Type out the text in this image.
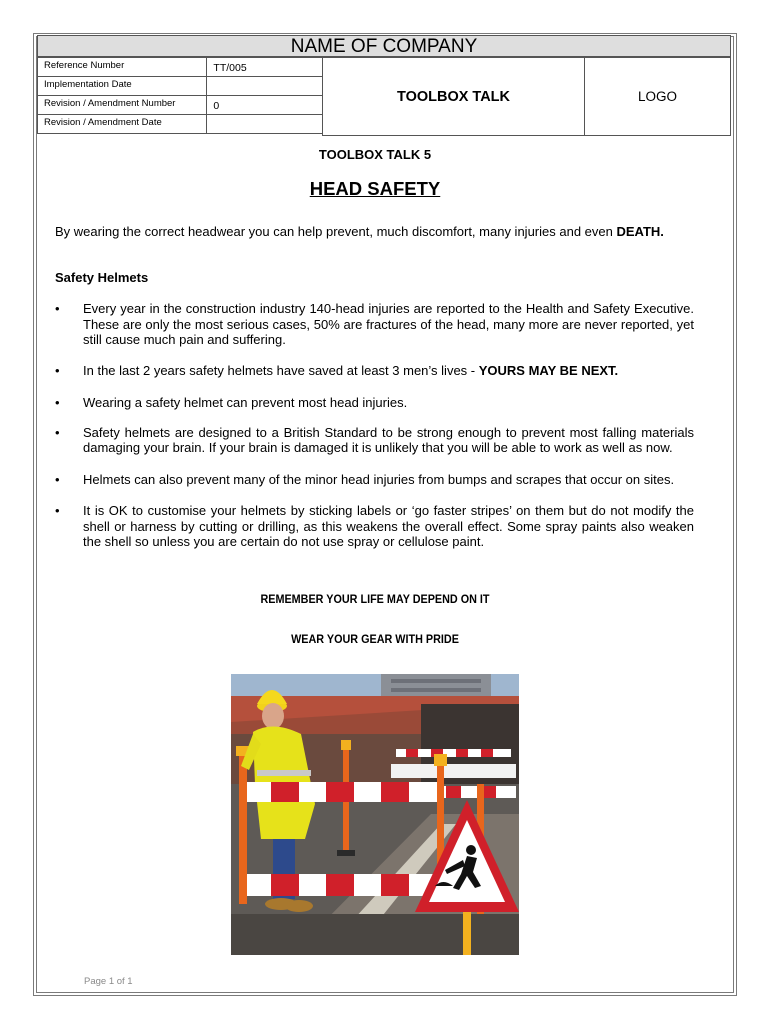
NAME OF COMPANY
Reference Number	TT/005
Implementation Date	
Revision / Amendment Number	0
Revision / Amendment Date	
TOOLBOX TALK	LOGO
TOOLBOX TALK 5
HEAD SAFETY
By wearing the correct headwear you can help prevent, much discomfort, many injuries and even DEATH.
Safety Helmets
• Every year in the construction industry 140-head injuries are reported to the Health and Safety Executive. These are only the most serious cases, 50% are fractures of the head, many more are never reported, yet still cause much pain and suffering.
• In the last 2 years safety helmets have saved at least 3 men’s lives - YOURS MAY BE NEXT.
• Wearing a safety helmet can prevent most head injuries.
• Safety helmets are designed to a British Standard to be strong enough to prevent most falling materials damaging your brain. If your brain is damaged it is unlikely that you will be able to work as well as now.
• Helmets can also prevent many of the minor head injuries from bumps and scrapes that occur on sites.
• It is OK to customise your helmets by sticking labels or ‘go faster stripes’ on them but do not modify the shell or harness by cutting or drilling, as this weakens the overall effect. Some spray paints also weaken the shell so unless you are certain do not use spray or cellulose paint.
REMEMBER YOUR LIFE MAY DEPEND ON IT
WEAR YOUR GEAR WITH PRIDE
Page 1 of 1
* * *
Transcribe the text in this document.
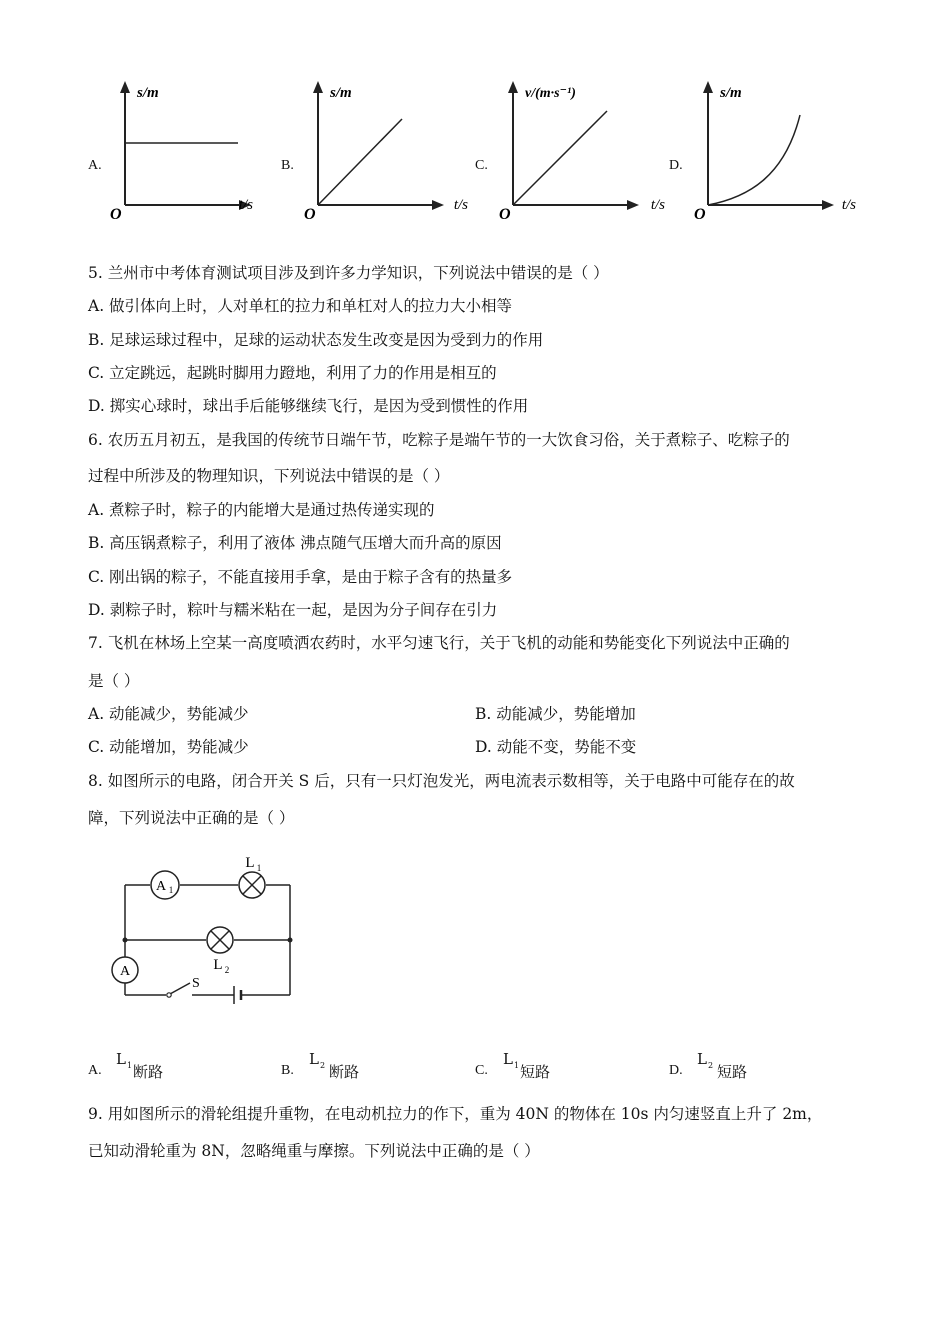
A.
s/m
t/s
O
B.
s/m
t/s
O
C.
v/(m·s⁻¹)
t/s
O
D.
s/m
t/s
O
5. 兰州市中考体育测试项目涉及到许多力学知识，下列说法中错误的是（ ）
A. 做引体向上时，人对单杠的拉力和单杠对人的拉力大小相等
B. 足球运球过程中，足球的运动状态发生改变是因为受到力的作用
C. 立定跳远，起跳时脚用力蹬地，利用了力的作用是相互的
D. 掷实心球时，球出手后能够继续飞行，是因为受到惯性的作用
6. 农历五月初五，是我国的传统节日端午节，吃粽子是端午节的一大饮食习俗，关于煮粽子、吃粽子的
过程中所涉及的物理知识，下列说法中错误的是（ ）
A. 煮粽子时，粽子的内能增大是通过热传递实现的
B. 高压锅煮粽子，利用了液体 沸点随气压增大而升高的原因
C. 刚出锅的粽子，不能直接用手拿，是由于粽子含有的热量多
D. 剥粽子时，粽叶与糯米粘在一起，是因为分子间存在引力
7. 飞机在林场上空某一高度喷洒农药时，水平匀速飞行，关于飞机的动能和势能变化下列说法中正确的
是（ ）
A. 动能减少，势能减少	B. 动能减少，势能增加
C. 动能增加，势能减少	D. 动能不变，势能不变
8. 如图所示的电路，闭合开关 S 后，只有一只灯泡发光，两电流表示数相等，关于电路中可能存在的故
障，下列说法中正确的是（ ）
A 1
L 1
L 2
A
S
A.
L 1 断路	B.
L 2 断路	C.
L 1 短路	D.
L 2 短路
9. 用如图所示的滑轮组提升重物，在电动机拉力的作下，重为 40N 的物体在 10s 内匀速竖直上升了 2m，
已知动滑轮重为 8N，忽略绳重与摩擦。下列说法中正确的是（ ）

*Work to be completed*
From the records above, pull out each line that has "prevent".

*Response*
By wearing the correct headwear you can help prevent, much discomfort, many injuries and even DEATH.
• Wearing a safety helmet can prevent most head injuries.
• Safety helmets are designed to a British Standard to be strong enough to prevent most falling materials damaging your brain. If your brain is damaged it is unlikely that you will be able to work as well as now.
• Helmets can also prevent many of the minor head injuries from bumps and scrapes that occur on sites.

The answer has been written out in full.